## START ENTRIES PROVIDED

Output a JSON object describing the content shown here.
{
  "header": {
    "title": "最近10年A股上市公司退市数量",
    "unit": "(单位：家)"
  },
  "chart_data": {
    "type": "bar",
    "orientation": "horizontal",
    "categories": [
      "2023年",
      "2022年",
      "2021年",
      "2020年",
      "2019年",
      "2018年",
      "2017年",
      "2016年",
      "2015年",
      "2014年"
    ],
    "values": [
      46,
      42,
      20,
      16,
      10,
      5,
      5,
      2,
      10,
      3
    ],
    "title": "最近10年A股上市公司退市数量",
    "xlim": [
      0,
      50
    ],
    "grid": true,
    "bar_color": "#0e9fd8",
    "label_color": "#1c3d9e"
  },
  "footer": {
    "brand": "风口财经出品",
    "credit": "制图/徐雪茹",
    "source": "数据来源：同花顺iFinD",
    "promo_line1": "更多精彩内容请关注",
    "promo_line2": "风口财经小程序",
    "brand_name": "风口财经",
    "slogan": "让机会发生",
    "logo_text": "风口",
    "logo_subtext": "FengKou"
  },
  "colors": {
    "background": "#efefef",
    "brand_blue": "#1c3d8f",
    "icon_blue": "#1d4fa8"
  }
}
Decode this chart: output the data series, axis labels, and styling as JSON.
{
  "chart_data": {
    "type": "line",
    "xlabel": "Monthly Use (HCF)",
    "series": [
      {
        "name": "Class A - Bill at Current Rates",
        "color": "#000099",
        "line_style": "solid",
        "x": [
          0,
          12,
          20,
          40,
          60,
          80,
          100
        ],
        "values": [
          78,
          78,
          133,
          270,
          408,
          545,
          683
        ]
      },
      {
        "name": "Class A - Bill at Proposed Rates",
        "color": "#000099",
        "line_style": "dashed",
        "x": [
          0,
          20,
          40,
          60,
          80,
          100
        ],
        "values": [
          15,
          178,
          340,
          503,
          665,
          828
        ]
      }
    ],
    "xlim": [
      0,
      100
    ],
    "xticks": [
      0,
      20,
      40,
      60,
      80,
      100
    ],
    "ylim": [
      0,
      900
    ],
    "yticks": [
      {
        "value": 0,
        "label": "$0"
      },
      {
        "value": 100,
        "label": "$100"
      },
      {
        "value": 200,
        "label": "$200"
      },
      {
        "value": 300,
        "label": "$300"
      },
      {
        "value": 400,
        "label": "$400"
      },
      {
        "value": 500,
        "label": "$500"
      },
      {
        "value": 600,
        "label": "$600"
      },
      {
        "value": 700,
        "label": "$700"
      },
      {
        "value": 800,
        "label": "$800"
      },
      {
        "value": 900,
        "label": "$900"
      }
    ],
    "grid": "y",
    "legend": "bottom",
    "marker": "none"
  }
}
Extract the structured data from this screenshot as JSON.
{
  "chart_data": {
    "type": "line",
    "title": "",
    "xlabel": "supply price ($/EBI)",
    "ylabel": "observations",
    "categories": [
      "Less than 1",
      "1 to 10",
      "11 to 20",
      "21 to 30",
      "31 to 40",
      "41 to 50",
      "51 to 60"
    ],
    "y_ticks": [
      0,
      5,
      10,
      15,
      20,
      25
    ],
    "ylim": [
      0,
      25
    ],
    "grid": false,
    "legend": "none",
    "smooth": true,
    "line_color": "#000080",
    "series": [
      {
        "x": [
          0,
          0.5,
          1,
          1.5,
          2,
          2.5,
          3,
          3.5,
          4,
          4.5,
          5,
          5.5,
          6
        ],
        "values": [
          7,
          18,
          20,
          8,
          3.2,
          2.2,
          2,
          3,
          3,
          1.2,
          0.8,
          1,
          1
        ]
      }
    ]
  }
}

## END ENTRIES PROVIDED

Repeat each record exactly. Omit nothing.

Output a JSON object describing the content shown here.
{
  "header": {
    "title": "最近10年A股上市公司退市数量",
    "unit": "(单位：家)"
  },
  "chart_data": {
    "type": "bar",
    "orientation": "horizontal",
    "categories": [
      "2023年",
      "2022年",
      "2021年",
      "2020年",
      "2019年",
      "2018年",
      "2017年",
      "2016年",
      "2015年",
      "2014年"
    ],
    "values": [
      46,
      42,
      20,
      16,
      10,
      5,
      5,
      2,
      10,
      3
    ],
    "title": "最近10年A股上市公司退市数量",
    "xlim": [
      0,
      50
    ],
    "grid": true,
    "bar_color": "#0e9fd8",
    "label_color": "#1c3d9e"
  },
  "footer": {
    "brand": "风口财经出品",
    "credit": "制图/徐雪茹",
    "source": "数据来源：同花顺iFinD",
    "promo_line1": "更多精彩内容请关注",
    "promo_line2": "风口财经小程序",
    "brand_name": "风口财经",
    "slogan": "让机会发生",
    "logo_text": "风口",
    "logo_subtext": "FengKou"
  },
  "colors": {
    "background": "#efefef",
    "brand_blue": "#1c3d8f",
    "icon_blue": "#1d4fa8"
  }
}
Decode this chart: output the data series, axis labels, and styling as JSON.
{
  "chart_data": {
    "type": "line",
    "xlabel": "Monthly Use (HCF)",
    "series": [
      {
        "name": "Class A - Bill at Current Rates",
        "color": "#000099",
        "line_style": "solid",
        "x": [
          0,
          12,
          20,
          40,
          60,
          80,
          100
        ],
        "values": [
          78,
          78,
          133,
          270,
          408,
          545,
          683
        ]
      },
      {
        "name": "Class A - Bill at Proposed Rates",
        "color": "#000099",
        "line_style": "dashed",
        "x": [
          0,
          20,
          40,
          60,
          80,
          100
        ],
        "values": [
          15,
          178,
          340,
          503,
          665,
          828
        ]
      }
    ],
    "xlim": [
      0,
      100
    ],
    "xticks": [
      0,
      20,
      40,
      60,
      80,
      100
    ],
    "ylim": [
      0,
      900
    ],
    "yticks": [
      {
        "value": 0,
        "label": "$0"
      },
      {
        "value": 100,
        "label": "$100"
      },
      {
        "value": 200,
        "label": "$200"
      },
      {
        "value": 300,
        "label": "$300"
      },
      {
        "value": 400,
        "label": "$400"
      },
      {
        "value": 500,
        "label": "$500"
      },
      {
        "value": 600,
        "label": "$600"
      },
      {
        "value": 700,
        "label": "$700"
      },
      {
        "value": 800,
        "label": "$800"
      },
      {
        "value": 900,
        "label": "$900"
      }
    ],
    "grid": "y",
    "legend": "bottom",
    "marker": "none"
  }
}
Extract the structured data from this screenshot as JSON.
{
  "chart_data": {
    "type": "line",
    "title": "",
    "xlabel": "supply price ($/EBI)",
    "ylabel": "observations",
    "categories": [
      "Less than 1",
      "1 to 10",
      "11 to 20",
      "21 to 30",
      "31 to 40",
      "41 to 50",
      "51 to 60"
    ],
    "y_ticks": [
      0,
      5,
      10,
      15,
      20,
      25
    ],
    "ylim": [
      0,
      25
    ],
    "grid": false,
    "legend": "none",
    "smooth": true,
    "line_color": "#000080",
    "series": [
      {
        "x": [
          0,
          0.5,
          1,
          1.5,
          2,
          2.5,
          3,
          3.5,
          4,
          4.5,
          5,
          5.5,
          6
        ],
        "values": [
          7,
          18,
          20,
          8,
          3.2,
          2.2,
          2,
          3,
          3,
          1.2,
          0.8,
          1,
          1
        ]
      }
    ]
  }
}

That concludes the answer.